§ Instruction
Extract every line below that contains the word "name".
------ Records shown
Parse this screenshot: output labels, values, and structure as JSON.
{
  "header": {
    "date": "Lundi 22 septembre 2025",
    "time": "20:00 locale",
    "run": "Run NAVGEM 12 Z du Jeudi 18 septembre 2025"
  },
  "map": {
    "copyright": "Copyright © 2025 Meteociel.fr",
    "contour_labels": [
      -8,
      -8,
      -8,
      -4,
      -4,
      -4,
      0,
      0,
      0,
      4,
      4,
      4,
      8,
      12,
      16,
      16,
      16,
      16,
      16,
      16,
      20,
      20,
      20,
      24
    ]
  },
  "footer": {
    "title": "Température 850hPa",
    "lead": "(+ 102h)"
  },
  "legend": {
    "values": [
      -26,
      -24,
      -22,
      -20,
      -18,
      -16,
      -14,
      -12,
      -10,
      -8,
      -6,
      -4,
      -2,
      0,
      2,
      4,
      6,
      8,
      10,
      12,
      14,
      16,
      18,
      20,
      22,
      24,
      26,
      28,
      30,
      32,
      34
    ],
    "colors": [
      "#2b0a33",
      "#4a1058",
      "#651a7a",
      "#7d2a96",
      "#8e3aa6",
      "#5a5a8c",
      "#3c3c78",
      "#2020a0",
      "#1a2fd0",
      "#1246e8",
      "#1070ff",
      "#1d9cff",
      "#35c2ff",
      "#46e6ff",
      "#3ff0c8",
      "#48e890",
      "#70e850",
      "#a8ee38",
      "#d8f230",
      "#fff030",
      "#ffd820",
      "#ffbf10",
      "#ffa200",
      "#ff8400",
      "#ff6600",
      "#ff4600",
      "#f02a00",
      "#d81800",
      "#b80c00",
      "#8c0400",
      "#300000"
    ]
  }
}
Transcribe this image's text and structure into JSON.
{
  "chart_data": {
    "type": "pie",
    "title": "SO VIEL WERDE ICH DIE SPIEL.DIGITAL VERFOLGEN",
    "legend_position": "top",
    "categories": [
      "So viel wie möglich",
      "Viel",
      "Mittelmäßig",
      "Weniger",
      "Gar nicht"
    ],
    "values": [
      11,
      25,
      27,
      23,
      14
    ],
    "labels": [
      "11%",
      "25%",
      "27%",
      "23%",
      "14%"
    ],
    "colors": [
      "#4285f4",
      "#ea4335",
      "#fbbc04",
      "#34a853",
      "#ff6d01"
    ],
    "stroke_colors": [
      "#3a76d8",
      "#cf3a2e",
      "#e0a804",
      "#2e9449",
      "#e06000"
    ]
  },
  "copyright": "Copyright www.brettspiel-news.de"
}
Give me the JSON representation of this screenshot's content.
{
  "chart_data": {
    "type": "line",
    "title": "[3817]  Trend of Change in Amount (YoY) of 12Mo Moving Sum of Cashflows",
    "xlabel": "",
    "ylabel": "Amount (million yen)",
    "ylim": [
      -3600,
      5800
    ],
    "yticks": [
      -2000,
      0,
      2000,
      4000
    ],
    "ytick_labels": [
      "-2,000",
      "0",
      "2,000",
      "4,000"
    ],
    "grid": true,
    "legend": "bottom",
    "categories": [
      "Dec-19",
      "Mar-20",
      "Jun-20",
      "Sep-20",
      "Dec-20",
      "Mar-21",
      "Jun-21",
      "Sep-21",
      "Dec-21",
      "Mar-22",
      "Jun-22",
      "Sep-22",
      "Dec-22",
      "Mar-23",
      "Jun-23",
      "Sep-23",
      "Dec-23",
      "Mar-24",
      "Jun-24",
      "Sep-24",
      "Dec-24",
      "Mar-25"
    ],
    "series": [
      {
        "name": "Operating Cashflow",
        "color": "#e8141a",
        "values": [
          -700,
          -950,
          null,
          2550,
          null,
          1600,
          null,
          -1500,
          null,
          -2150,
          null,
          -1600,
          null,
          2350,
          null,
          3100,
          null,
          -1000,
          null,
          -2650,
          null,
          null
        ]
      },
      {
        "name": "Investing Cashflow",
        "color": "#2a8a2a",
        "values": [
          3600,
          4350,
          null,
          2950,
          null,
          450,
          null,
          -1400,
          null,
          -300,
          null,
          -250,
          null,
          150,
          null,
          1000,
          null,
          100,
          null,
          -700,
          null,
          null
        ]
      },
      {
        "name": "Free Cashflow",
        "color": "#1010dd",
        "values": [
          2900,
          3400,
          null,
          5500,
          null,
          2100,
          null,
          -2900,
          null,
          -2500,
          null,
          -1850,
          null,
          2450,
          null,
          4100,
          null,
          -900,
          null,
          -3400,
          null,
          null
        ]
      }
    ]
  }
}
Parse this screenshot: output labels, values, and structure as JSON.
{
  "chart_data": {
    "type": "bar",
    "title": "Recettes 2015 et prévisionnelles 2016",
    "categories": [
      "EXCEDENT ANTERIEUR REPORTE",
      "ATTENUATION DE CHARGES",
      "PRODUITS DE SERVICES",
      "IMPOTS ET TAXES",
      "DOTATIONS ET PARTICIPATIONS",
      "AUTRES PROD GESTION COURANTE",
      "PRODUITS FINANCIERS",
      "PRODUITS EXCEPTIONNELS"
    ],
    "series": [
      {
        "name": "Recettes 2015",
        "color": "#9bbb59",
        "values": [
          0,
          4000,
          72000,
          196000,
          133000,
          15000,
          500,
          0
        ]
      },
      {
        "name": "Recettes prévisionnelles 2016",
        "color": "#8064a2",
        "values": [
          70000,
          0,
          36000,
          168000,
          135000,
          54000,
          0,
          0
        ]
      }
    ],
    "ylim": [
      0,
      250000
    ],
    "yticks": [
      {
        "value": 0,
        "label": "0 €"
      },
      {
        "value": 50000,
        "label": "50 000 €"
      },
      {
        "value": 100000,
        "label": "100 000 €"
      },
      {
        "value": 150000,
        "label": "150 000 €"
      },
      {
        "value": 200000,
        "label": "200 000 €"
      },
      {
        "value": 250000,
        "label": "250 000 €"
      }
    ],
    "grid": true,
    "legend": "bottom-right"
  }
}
------------
§ Response for this exercise
        "name": "Operating Cashflow",
        "name": "Investing Cashflow",
        "name": "Free Cashflow",
        "name": "Recettes 2015",
        "name": "Recettes prévisionnelles 2016",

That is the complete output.